>> BEGIN Dataset content
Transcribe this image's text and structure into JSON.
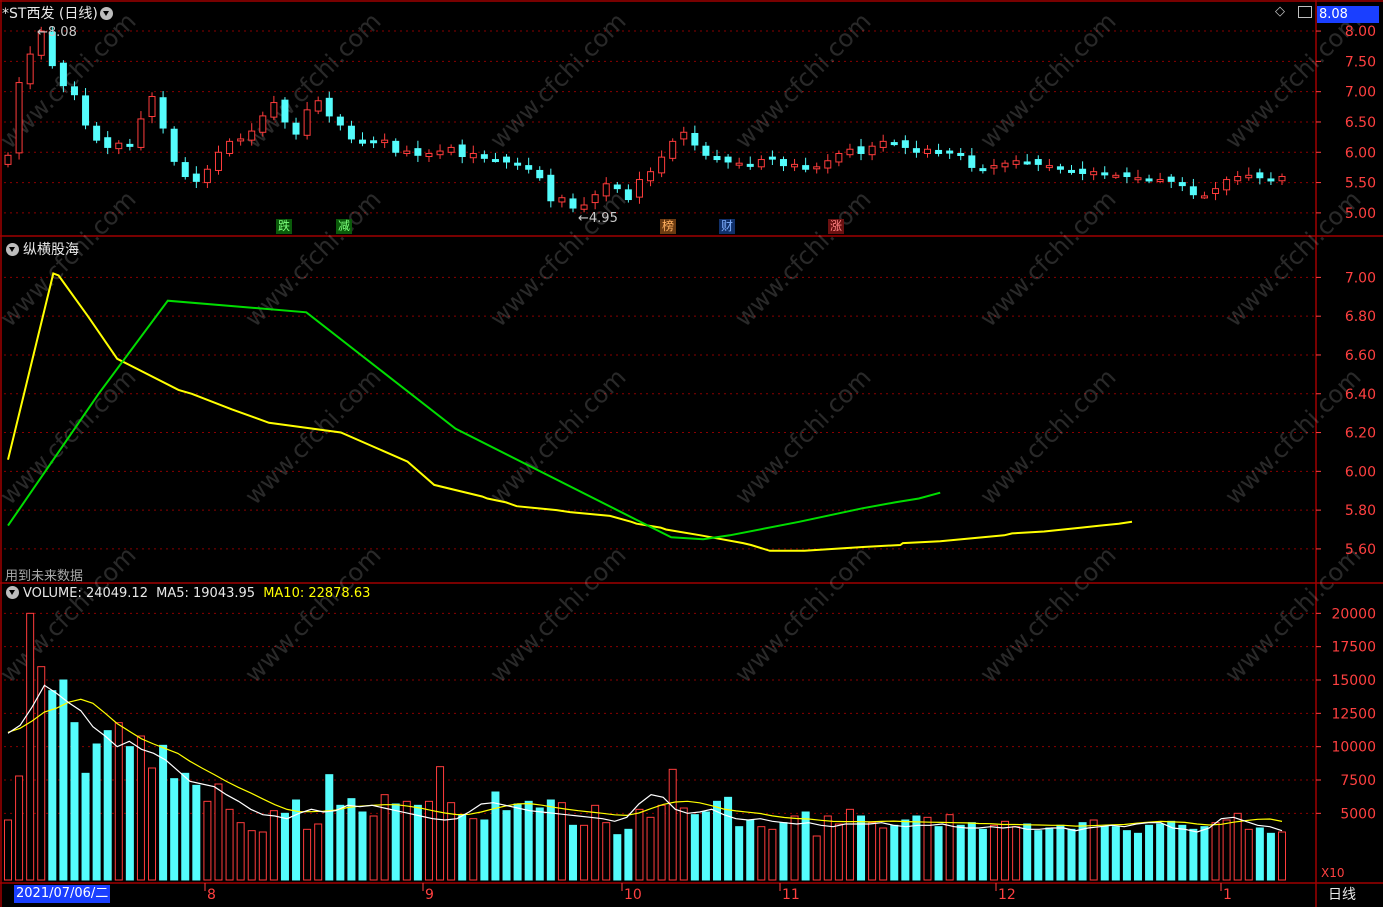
{
  "colors": {
    "up": "#ff3c3c",
    "down": "#54fcfc",
    "frame": "#a00000",
    "yellow": "#ffff00",
    "green": "#00dd00",
    "white": "#ffffff",
    "axis_text": "#ff4040"
  },
  "price_panel": {
    "title": "*ST西发 (日线)",
    "price_badge": "8.08",
    "high_label": "8.08",
    "low_label": "4.95",
    "y_ticks": [
      "8.00",
      "7.50",
      "7.00",
      "6.50",
      "6.00",
      "5.50",
      "5.00"
    ],
    "event_tags": [
      {
        "text": "跌",
        "color": "#00c000"
      },
      {
        "text": "减",
        "color": "#00c000"
      },
      {
        "text": "榜",
        "color": "#e08030"
      },
      {
        "text": "财",
        "color": "#3070ff"
      },
      {
        "text": "涨",
        "color": "#ff3030"
      }
    ]
  },
  "indicator_panel": {
    "title": "纵横股海",
    "note": "用到未来数据",
    "y_ticks": [
      "7.00",
      "6.80",
      "6.60",
      "6.40",
      "6.20",
      "6.00",
      "5.80",
      "5.60"
    ]
  },
  "volume_panel": {
    "title_volume": "VOLUME: 24049.12",
    "title_ma5": "MA5: 19043.95",
    "title_ma10": "MA10: 22878.63",
    "y_ticks": [
      "20000",
      "17500",
      "15000",
      "12500",
      "10000",
      "7500",
      "5000"
    ],
    "unit": "X10"
  },
  "x_axis": {
    "start_label": "2021/07/06/二",
    "month_labels": [
      "8",
      "9",
      "10",
      "11",
      "12",
      "1"
    ],
    "period_button": "日线"
  },
  "watermark": "www.cfchi.com",
  "chart_data": [
    {
      "type": "candlestick",
      "title": "*ST西发 (日线)",
      "ylim": [
        4.8,
        8.1
      ],
      "high": 8.08,
      "low": 4.95,
      "close_series": [
        5.95,
        7.15,
        7.62,
        8.0,
        7.43,
        7.1,
        6.95,
        6.45,
        6.2,
        6.08,
        6.15,
        6.1,
        6.55,
        6.92,
        6.4,
        5.85,
        5.6,
        5.52,
        5.72,
        6.0,
        6.18,
        6.22,
        6.35,
        6.6,
        6.82,
        6.5,
        6.3,
        6.7,
        6.85,
        6.6,
        6.45,
        6.22,
        6.15,
        6.18,
        6.2,
        6.0,
        6.02,
        5.95,
        5.98,
        6.02,
        6.08,
        5.93,
        5.98,
        5.9,
        5.88,
        5.84,
        5.8,
        5.72,
        5.58,
        5.2,
        5.25,
        5.08,
        5.13,
        5.3,
        5.48,
        5.4,
        5.22,
        5.55,
        5.68,
        5.92,
        6.18,
        6.33,
        6.12,
        5.95,
        5.88,
        5.84,
        5.82,
        5.78,
        5.88,
        5.9,
        5.78,
        5.8,
        5.72,
        5.76,
        5.86,
        5.98,
        6.05,
        5.98,
        6.1,
        6.18,
        6.15,
        6.08,
        6.0,
        6.05,
        5.98,
        6.0,
        5.96,
        5.75,
        5.7,
        5.78,
        5.82,
        5.86,
        5.84,
        5.8,
        5.78,
        5.72,
        5.68,
        5.65,
        5.68,
        5.63,
        5.62,
        5.6,
        5.58,
        5.56,
        5.55,
        5.52,
        5.45,
        5.3,
        5.28,
        5.4,
        5.55,
        5.6,
        5.62,
        5.58,
        5.55,
        5.6
      ]
    },
    {
      "type": "line",
      "title": "纵横股海",
      "ylim": [
        5.45,
        7.1
      ],
      "series": [
        {
          "name": "",
          "color": "#ffff00",
          "x": [
            0,
            17,
            19,
            30,
            41,
            64,
            69,
            84,
            98,
            125,
            150,
            160,
            178,
            180,
            187,
            191,
            206,
            211,
            226,
            234,
            236,
            245,
            247,
            260,
            276,
            279,
            286,
            289,
            294,
            298,
            299,
            310,
            321,
            335,
            336,
            350,
            374,
            377,
            389,
            403,
            410,
            417,
            422
          ],
          "values": [
            6.06,
            7.02,
            7.01,
            6.8,
            6.58,
            6.42,
            6.4,
            6.32,
            6.25,
            6.2,
            6.05,
            5.93,
            5.87,
            5.86,
            5.84,
            5.82,
            5.8,
            5.79,
            5.77,
            5.74,
            5.73,
            5.71,
            5.7,
            5.67,
            5.63,
            5.62,
            5.59,
            5.59,
            5.59,
            5.59,
            5.59,
            5.6,
            5.61,
            5.62,
            5.63,
            5.64,
            5.67,
            5.68,
            5.69,
            5.71,
            5.72,
            5.73,
            5.74
          ]
        },
        {
          "name": "",
          "color": "#00dd00",
          "x": [
            0,
            34,
            60,
            112,
            168,
            249,
            261,
            271,
            297,
            321,
            333,
            342,
            350
          ],
          "values": [
            5.72,
            6.4,
            6.88,
            6.82,
            6.22,
            5.66,
            5.65,
            5.67,
            5.74,
            5.81,
            5.84,
            5.86,
            5.89
          ]
        }
      ]
    },
    {
      "type": "bar",
      "title": "VOLUME",
      "ylim": [
        0,
        21000
      ],
      "values": [
        4500,
        7800,
        20000,
        16000,
        14200,
        15000,
        11800,
        8000,
        10200,
        11200,
        11800,
        10000,
        10800,
        8400,
        10100,
        7600,
        8000,
        7100,
        5900,
        7200,
        5300,
        4300,
        3700,
        3600,
        5200,
        5000,
        6000,
        3800,
        4200,
        7900,
        5600,
        6100,
        5100,
        4800,
        6400,
        5700,
        5900,
        5600,
        5900,
        8500,
        5800,
        4900,
        4600,
        4500,
        6600,
        5200,
        5700,
        5900,
        5400,
        6000,
        5800,
        4100,
        4100,
        5600,
        4300,
        3400,
        3800,
        5300,
        4700,
        5600,
        8300,
        5400,
        4900,
        5100,
        5900,
        6200,
        4000,
        4500,
        4000,
        3800,
        4300,
        4800,
        5100,
        3300,
        4800,
        4200,
        5300,
        4800,
        4300,
        3900,
        4100,
        4500,
        4800,
        4700,
        4000,
        4900,
        4100,
        4300,
        3800,
        4100,
        4400,
        4000,
        4200,
        3700,
        3900,
        4100,
        3800,
        4300,
        4500,
        4000,
        4000,
        3700,
        3500,
        4100,
        4200,
        4400,
        4100,
        3800,
        4000,
        4300,
        4500,
        5000,
        3800,
        3900,
        3500,
        3600
      ],
      "ma5_series": [
        11000,
        11600,
        13000,
        14600,
        14000,
        13300,
        12700,
        11500,
        10800,
        10000,
        10400,
        9800,
        9500,
        9000,
        8200,
        7400,
        7200,
        7000,
        6400,
        5900,
        5300,
        4900,
        4800,
        4600,
        5000,
        5300,
        5100,
        5200,
        5600,
        5500,
        5600,
        5400,
        5200,
        5000,
        4800,
        4600,
        4500,
        4600,
        5100,
        5700,
        5800,
        5600,
        5400,
        5200,
        5100,
        5000,
        4900,
        4800,
        4700,
        4600,
        4400,
        4700,
        5700,
        6400,
        6200,
        5300,
        5000,
        5100,
        5300,
        4900,
        4600,
        4500,
        4600,
        4400,
        4300,
        4200,
        4300,
        4100,
        4000,
        4200,
        4200,
        4200,
        4300,
        4100,
        4000,
        4100,
        4100,
        4200,
        4000,
        3900,
        3900,
        4000,
        3900,
        4000,
        3800,
        3800,
        3900,
        3900,
        3700,
        3900,
        4000,
        4100,
        4000,
        4200,
        4300,
        4300,
        3900,
        3800,
        3600,
        3900,
        4600,
        4700,
        4400,
        4100,
        4000,
        3700
      ]
    }
  ]
}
>> END Dataset content
Copy out the entries verbatim and leave the images out.

### Correct result
Transcribe this image's text and structure into JSON.
{
  "colors": {
    "up": "#ff3c3c",
    "down": "#54fcfc",
    "frame": "#a00000",
    "yellow": "#ffff00",
    "green": "#00dd00",
    "white": "#ffffff",
    "axis_text": "#ff4040"
  },
  "price_panel": {
    "title": "*ST西发 (日线)",
    "price_badge": "8.08",
    "high_label": "8.08",
    "low_label": "4.95",
    "y_ticks": [
      "8.00",
      "7.50",
      "7.00",
      "6.50",
      "6.00",
      "5.50",
      "5.00"
    ],
    "event_tags": [
      {
        "text": "跌",
        "color": "#00c000"
      },
      {
        "text": "减",
        "color": "#00c000"
      },
      {
        "text": "榜",
        "color": "#e08030"
      },
      {
        "text": "财",
        "color": "#3070ff"
      },
      {
        "text": "涨",
        "color": "#ff3030"
      }
    ]
  },
  "indicator_panel": {
    "title": "纵横股海",
    "note": "用到未来数据",
    "y_ticks": [
      "7.00",
      "6.80",
      "6.60",
      "6.40",
      "6.20",
      "6.00",
      "5.80",
      "5.60"
    ]
  },
  "volume_panel": {
    "title_volume": "VOLUME: 24049.12",
    "title_ma5": "MA5: 19043.95",
    "title_ma10": "MA10: 22878.63",
    "y_ticks": [
      "20000",
      "17500",
      "15000",
      "12500",
      "10000",
      "7500",
      "5000"
    ],
    "unit": "X10"
  },
  "x_axis": {
    "start_label": "2021/07/06/二",
    "month_labels": [
      "8",
      "9",
      "10",
      "11",
      "12",
      "1"
    ],
    "period_button": "日线"
  },
  "watermark": "www.cfchi.com",
  "chart_data": [
    {
      "type": "candlestick",
      "title": "*ST西发 (日线)",
      "ylim": [
        4.8,
        8.1
      ],
      "high": 8.08,
      "low": 4.95,
      "close_series": [
        5.95,
        7.15,
        7.62,
        8.0,
        7.43,
        7.1,
        6.95,
        6.45,
        6.2,
        6.08,
        6.15,
        6.1,
        6.55,
        6.92,
        6.4,
        5.85,
        5.6,
        5.52,
        5.72,
        6.0,
        6.18,
        6.22,
        6.35,
        6.6,
        6.82,
        6.5,
        6.3,
        6.7,
        6.85,
        6.6,
        6.45,
        6.22,
        6.15,
        6.18,
        6.2,
        6.0,
        6.02,
        5.95,
        5.98,
        6.02,
        6.08,
        5.93,
        5.98,
        5.9,
        5.88,
        5.84,
        5.8,
        5.72,
        5.58,
        5.2,
        5.25,
        5.08,
        5.13,
        5.3,
        5.48,
        5.4,
        5.22,
        5.55,
        5.68,
        5.92,
        6.18,
        6.33,
        6.12,
        5.95,
        5.88,
        5.84,
        5.82,
        5.78,
        5.88,
        5.9,
        5.78,
        5.8,
        5.72,
        5.76,
        5.86,
        5.98,
        6.05,
        5.98,
        6.1,
        6.18,
        6.15,
        6.08,
        6.0,
        6.05,
        5.98,
        6.0,
        5.96,
        5.75,
        5.7,
        5.78,
        5.82,
        5.86,
        5.84,
        5.8,
        5.78,
        5.72,
        5.68,
        5.65,
        5.68,
        5.63,
        5.62,
        5.6,
        5.58,
        5.56,
        5.55,
        5.52,
        5.45,
        5.3,
        5.28,
        5.4,
        5.55,
        5.6,
        5.62,
        5.58,
        5.55,
        5.6
      ]
    },
    {
      "type": "line",
      "title": "纵横股海",
      "ylim": [
        5.45,
        7.1
      ],
      "series": [
        {
          "name": "",
          "color": "#ffff00",
          "x": [
            0,
            17,
            19,
            30,
            41,
            64,
            69,
            84,
            98,
            125,
            150,
            160,
            178,
            180,
            187,
            191,
            206,
            211,
            226,
            234,
            236,
            245,
            247,
            260,
            276,
            279,
            286,
            289,
            294,
            298,
            299,
            310,
            321,
            335,
            336,
            350,
            374,
            377,
            389,
            403,
            410,
            417,
            422
          ],
          "values": [
            6.06,
            7.02,
            7.01,
            6.8,
            6.58,
            6.42,
            6.4,
            6.32,
            6.25,
            6.2,
            6.05,
            5.93,
            5.87,
            5.86,
            5.84,
            5.82,
            5.8,
            5.79,
            5.77,
            5.74,
            5.73,
            5.71,
            5.7,
            5.67,
            5.63,
            5.62,
            5.59,
            5.59,
            5.59,
            5.59,
            5.59,
            5.6,
            5.61,
            5.62,
            5.63,
            5.64,
            5.67,
            5.68,
            5.69,
            5.71,
            5.72,
            5.73,
            5.74
          ]
        },
        {
          "name": "",
          "color": "#00dd00",
          "x": [
            0,
            34,
            60,
            112,
            168,
            249,
            261,
            271,
            297,
            321,
            333,
            342,
            350
          ],
          "values": [
            5.72,
            6.4,
            6.88,
            6.82,
            6.22,
            5.66,
            5.65,
            5.67,
            5.74,
            5.81,
            5.84,
            5.86,
            5.89
          ]
        }
      ]
    },
    {
      "type": "bar",
      "title": "VOLUME",
      "ylim": [
        0,
        21000
      ],
      "values": [
        4500,
        7800,
        20000,
        16000,
        14200,
        15000,
        11800,
        8000,
        10200,
        11200,
        11800,
        10000,
        10800,
        8400,
        10100,
        7600,
        8000,
        7100,
        5900,
        7200,
        5300,
        4300,
        3700,
        3600,
        5200,
        5000,
        6000,
        3800,
        4200,
        7900,
        5600,
        6100,
        5100,
        4800,
        6400,
        5700,
        5900,
        5600,
        5900,
        8500,
        5800,
        4900,
        4600,
        4500,
        6600,
        5200,
        5700,
        5900,
        5400,
        6000,
        5800,
        4100,
        4100,
        5600,
        4300,
        3400,
        3800,
        5300,
        4700,
        5600,
        8300,
        5400,
        4900,
        5100,
        5900,
        6200,
        4000,
        4500,
        4000,
        3800,
        4300,
        4800,
        5100,
        3300,
        4800,
        4200,
        5300,
        4800,
        4300,
        3900,
        4100,
        4500,
        4800,
        4700,
        4000,
        4900,
        4100,
        4300,
        3800,
        4100,
        4400,
        4000,
        4200,
        3700,
        3900,
        4100,
        3800,
        4300,
        4500,
        4000,
        4000,
        3700,
        3500,
        4100,
        4200,
        4400,
        4100,
        3800,
        4000,
        4300,
        4500,
        5000,
        3800,
        3900,
        3500,
        3600
      ],
      "ma5_series": [
        11000,
        11600,
        13000,
        14600,
        14000,
        13300,
        12700,
        11500,
        10800,
        10000,
        10400,
        9800,
        9500,
        9000,
        8200,
        7400,
        7200,
        7000,
        6400,
        5900,
        5300,
        4900,
        4800,
        4600,
        5000,
        5300,
        5100,
        5200,
        5600,
        5500,
        5600,
        5400,
        5200,
        5000,
        4800,
        4600,
        4500,
        4600,
        5100,
        5700,
        5800,
        5600,
        5400,
        5200,
        5100,
        5000,
        4900,
        4800,
        4700,
        4600,
        4400,
        4700,
        5700,
        6400,
        6200,
        5300,
        5000,
        5100,
        5300,
        4900,
        4600,
        4500,
        4600,
        4400,
        4300,
        4200,
        4300,
        4100,
        4000,
        4200,
        4200,
        4200,
        4300,
        4100,
        4000,
        4100,
        4100,
        4200,
        4000,
        3900,
        3900,
        4000,
        3900,
        4000,
        3800,
        3800,
        3900,
        3900,
        3700,
        3900,
        4000,
        4100,
        4000,
        4200,
        4300,
        4300,
        3900,
        3800,
        3600,
        3900,
        4600,
        4700,
        4400,
        4100,
        4000,
        3700
      ]
    }
  ]
}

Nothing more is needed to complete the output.